Start

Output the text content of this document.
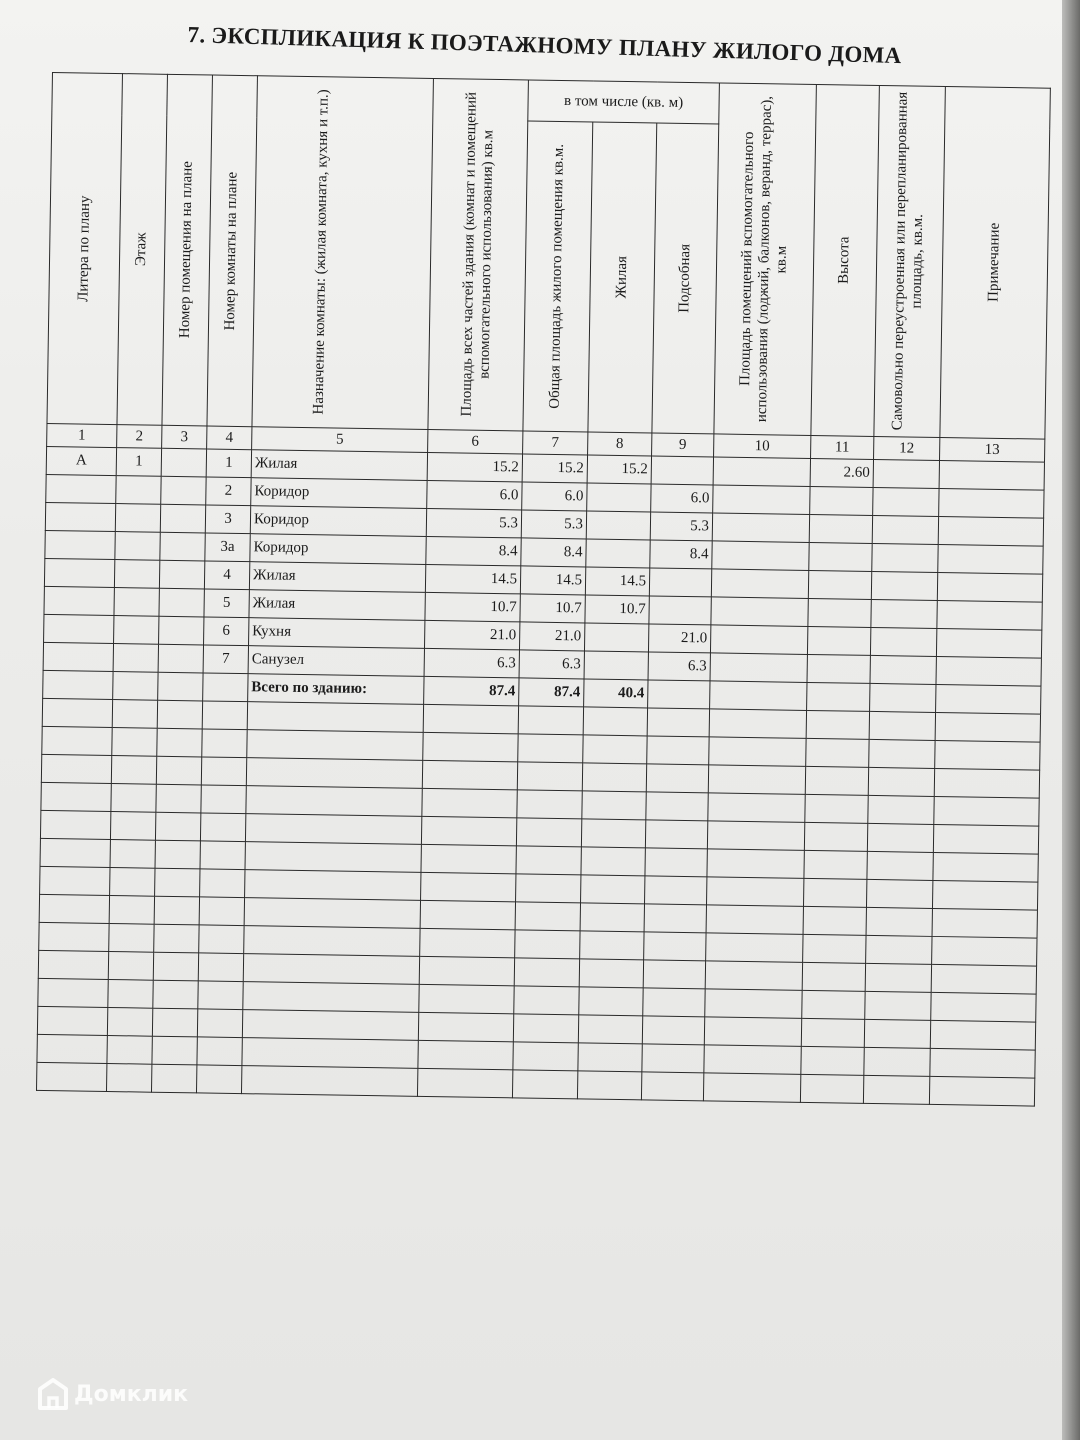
7. ЭКСПЛИКАЦИЯ К ПОЭТАЖНОМУ ПЛАНУ ЖИЛОГО ДОМА
Литера по плану	Этаж	Номер помещения на плане	Номер комнаты на плане	Назначение комнаты: (жилая комната, кухня и т.п.)	Площадь всех частей здания (комнат и помещений вспомогательного использования) кв.м	в том числе (кв. м)			Площадь помещений вспомогательного использования (лоджий, балконов, веранд, террас), кв.м	Высота	Самовольно переустроенная или перепланированная площадь, кв.м.	Примечание

						Общая площадь жилого помещения кв.м.	Жилая	Подсобная				

1	2	3	4	5	6	7	8	9	10	11	12	13
А	1		1	Жилая	15.2	15.2	15.2			2.60		
			2	Коридор	6.0	6.0		6.0				
			3	Коридор	5.3	5.3		5.3				
			3а	Коридор	8.4	8.4		8.4				
			4	Жилая	14.5	14.5	14.5					
			5	Жилая	10.7	10.7	10.7					
			6	Кухня	21.0	21.0		21.0				
			7	Санузел	6.3	6.3		6.3				
				Всего по зданию:	87.4	87.4	40.4					

Домклик
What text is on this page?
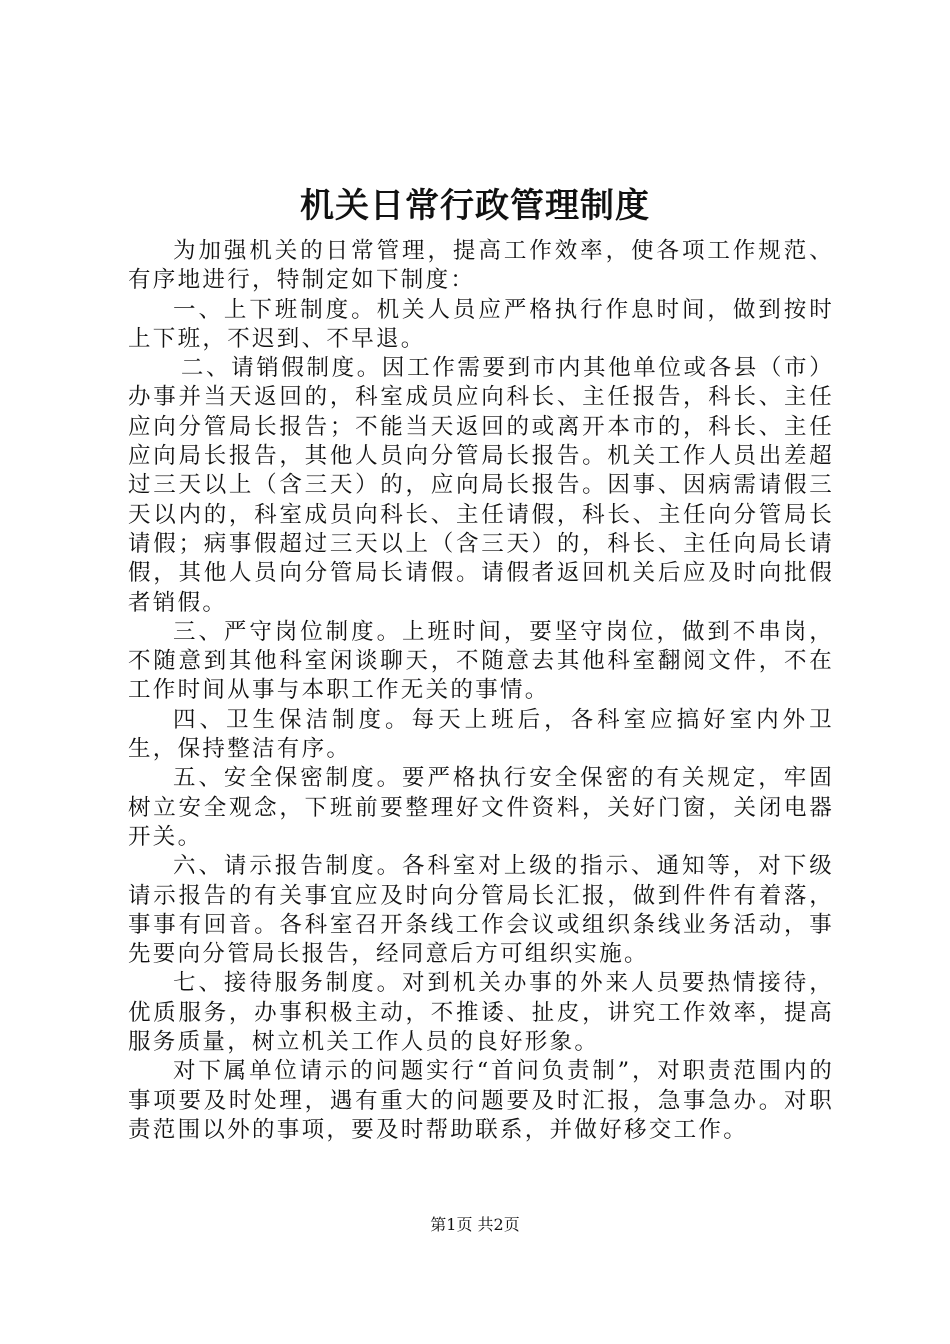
机关日常行政管理制度

为加强机关的日常管理，提高工作效率，使各项工作规范、有序地进行，特制定如下制度：

一、上下班制度。机关人员应严格执行作息时间，做到按时上下班，不迟到、不早退。

二、请销假制度。因工作需要到市内其他单位或各县（市）办事并当天返回的，科室成员应向科长、主任报告，科长、主任应向分管局长报告；不能当天返回的或离开本市的，科长、主任应向局长报告，其他人员向分管局长报告。机关工作人员出差超过三天以上（含三天）的，应向局长报告。因事、因病需请假三天以内的，科室成员向科长、主任请假，科长、主任向分管局长请假；病事假超过三天以上（含三天）的，科长、主任向局长请假，其他人员向分管局长请假。请假者返回机关后应及时向批假者销假。

三、严守岗位制度。上班时间，要坚守岗位，做到不串岗，不随意到其他科室闲谈聊天，不随意去其他科室翻阅文件，不在工作时间从事与本职工作无关的事情。

四、卫生保洁制度。每天上班后，各科室应搞好室内外卫生，保持整洁有序。

五、安全保密制度。要严格执行安全保密的有关规定，牢固树立安全观念，下班前要整理好文件资料，关好门窗，关闭电器开关。

六、请示报告制度。各科室对上级的指示、通知等，对下级请示报告的有关事宜应及时向分管局长汇报，做到件件有着落，事事有回音。各科室召开条线工作会议或组织条线业务活动，事先要向分管局长报告，经同意后方可组织实施。

七、接待服务制度。对到机关办事的外来人员要热情接待，优质服务，办事积极主动，不推诿、扯皮，讲究工作效率，提高服务质量，树立机关工作人员的良好形象。

对下属单位请示的问题实行“首问负责制”，对职责范围内的事项要及时处理，遇有重大的问题要及时汇报，急事急办。对职责范围以外的事项，要及时帮助联系，并做好移交工作。

第1页 共2页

End

**Work to be completed:** Locate each line with the word "Коридор" and copy it.

**Correct answer:**
			2	Коридор	6.0	6.0		6.0				
			3	Коридор	5.3	5.3		5.3				
			3а	Коридор	8.4	8.4		8.4				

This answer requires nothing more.